With pictures left out, retype exactly the lines from the one containing "Output a JSON" through the final line of the entries.

[START OF RECORDS TO USE]

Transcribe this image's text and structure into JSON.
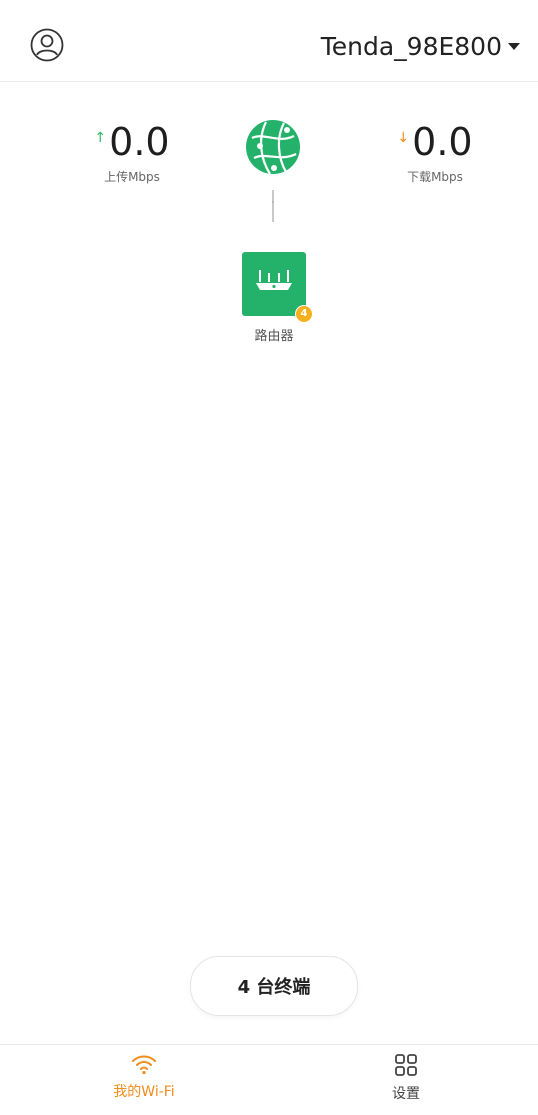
{
  "header": {
    "network_name": "Tenda_98E800"
  },
  "speeds": {
    "upload": {
      "value": "0.0",
      "label": "上传Mbps",
      "arrow": "↑"
    },
    "download": {
      "value": "0.0",
      "label": "下载Mbps",
      "arrow": "↓"
    }
  },
  "router": {
    "label": "路由器",
    "badge_count": "4"
  },
  "devices_button": {
    "label": "4 台终端"
  },
  "tabs": [
    {
      "label": "我的Wi-Fi",
      "icon": "wifi-icon",
      "active": true
    },
    {
      "label": "设置",
      "icon": "grid-icon",
      "active": false
    }
  ],
  "colors": {
    "accent_green": "#24b26b",
    "accent_orange": "#f08c1c",
    "badge_yellow": "#f5b01e"
  }
}
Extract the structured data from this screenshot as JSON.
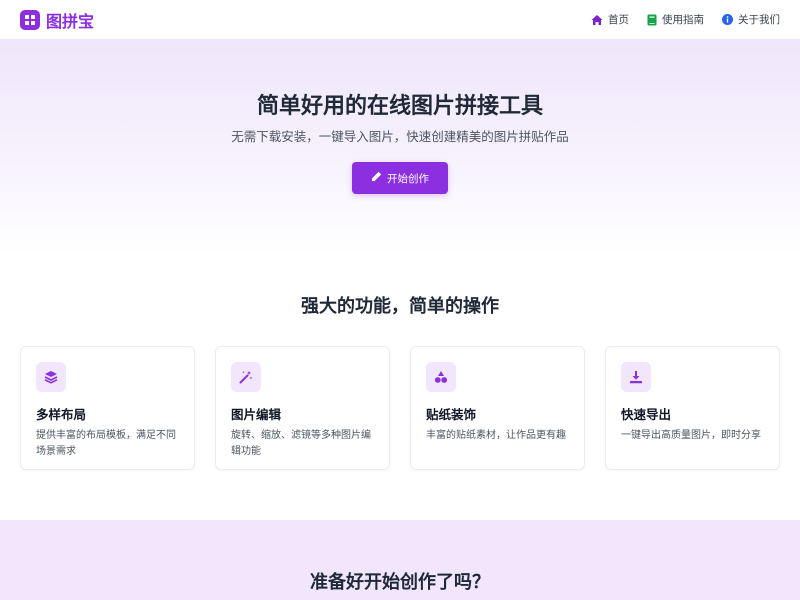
{
  "brand": {
    "name": "图拼宝",
    "logo_icon": "grid-icon",
    "accent_color": "#8b2fe0"
  },
  "nav": {
    "items": [
      {
        "label": "首页",
        "icon": "home-icon",
        "icon_color": "#7e22ce"
      },
      {
        "label": "使用指南",
        "icon": "book-icon",
        "icon_color": "#16a34a"
      },
      {
        "label": "关于我们",
        "icon": "info-icon",
        "icon_color": "#2563eb"
      }
    ]
  },
  "hero": {
    "title": "简单好用的在线图片拼接工具",
    "subtitle": "无需下载安装，一键导入图片，快速创建精美的图片拼贴作品",
    "cta_label": "开始创作",
    "cta_icon": "pencil-icon"
  },
  "features": {
    "title": "强大的功能，简单的操作",
    "cards": [
      {
        "title": "多样布局",
        "desc": "提供丰富的布局模板，满足不同场景需求",
        "icon": "layers-icon"
      },
      {
        "title": "图片编辑",
        "desc": "旋转、缩放、滤镜等多种图片编辑功能",
        "icon": "magic-wand-icon"
      },
      {
        "title": "贴纸装饰",
        "desc": "丰富的贴纸素材，让作品更有趣",
        "icon": "shapes-icon"
      },
      {
        "title": "快速导出",
        "desc": "一键导出高质量图片，即时分享",
        "icon": "download-icon"
      }
    ]
  },
  "bottom_cta": {
    "title": "准备好开始创作了吗？"
  }
}
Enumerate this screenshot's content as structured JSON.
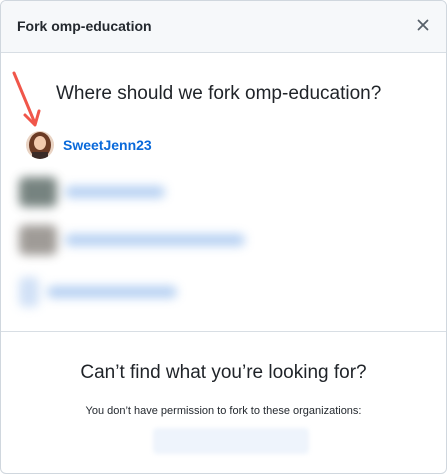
{
  "dialog": {
    "title": "Fork omp-education",
    "close_icon": "close-icon"
  },
  "fork_target": {
    "question": "Where should we fork omp-education?",
    "user": {
      "name": "SweetJenn23",
      "avatar_icon": "avatar"
    },
    "blurred_items": 3
  },
  "footer": {
    "heading": "Can’t find what you’re looking for?",
    "permission_text": "You don’t have permission to fork to these organizations:"
  },
  "colors": {
    "link": "#0969da",
    "header_bg": "#f6f8fa",
    "arrow": "#f0564a"
  }
}
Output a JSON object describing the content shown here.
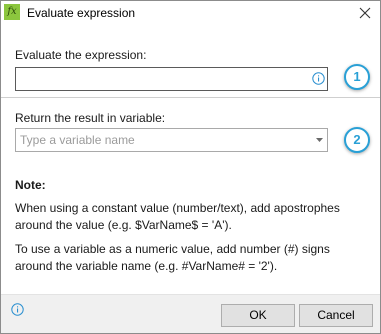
{
  "window": {
    "title": "Evaluate expression",
    "app_icon": "fx-icon",
    "app_icon_text": "fx",
    "close_icon": "close-icon"
  },
  "expression": {
    "label": "Evaluate the expression:",
    "value": "",
    "info_icon": "info-icon",
    "step_badge": "1"
  },
  "result": {
    "label": "Return the result in variable:",
    "placeholder": "Type a variable name",
    "dropdown_icon": "chevron-down-icon",
    "step_badge": "2"
  },
  "note": {
    "title": "Note:",
    "paragraph1": "When using a constant value (number/text), add apostrophes around the value (e.g. $VarName$ = 'A').",
    "paragraph2": "To use a variable as a numeric value, add number (#) signs around the variable name (e.g. #VarName# = '2')."
  },
  "footer": {
    "info_icon": "info-icon",
    "ok_label": "OK",
    "cancel_label": "Cancel"
  },
  "colors": {
    "badge": "#29a0d6",
    "info_icon": "#2a8fd0",
    "app_icon": "#8cc63e",
    "footer_bg": "#f0f0f0"
  }
}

[END OF RECORDS TO USE]

### WRITTEN RESPONSE
Output a JSON object describing the content shown here.
{
  "window": {
    "title": "Evaluate expression",
    "app_icon": "fx-icon",
    "app_icon_text": "fx",
    "close_icon": "close-icon"
  },
  "expression": {
    "label": "Evaluate the expression:",
    "value": "",
    "info_icon": "info-icon",
    "step_badge": "1"
  },
  "result": {
    "label": "Return the result in variable:",
    "placeholder": "Type a variable name",
    "dropdown_icon": "chevron-down-icon",
    "step_badge": "2"
  },
  "note": {
    "title": "Note:",
    "paragraph1": "When using a constant value (number/text), add apostrophes around the value (e.g. $VarName$ = 'A').",
    "paragraph2": "To use a variable as a numeric value, add number (#) signs around the variable name (e.g. #VarName# = '2')."
  },
  "footer": {
    "info_icon": "info-icon",
    "ok_label": "OK",
    "cancel_label": "Cancel"
  },
  "colors": {
    "badge": "#29a0d6",
    "info_icon": "#2a8fd0",
    "app_icon": "#8cc63e",
    "footer_bg": "#f0f0f0"
  }
}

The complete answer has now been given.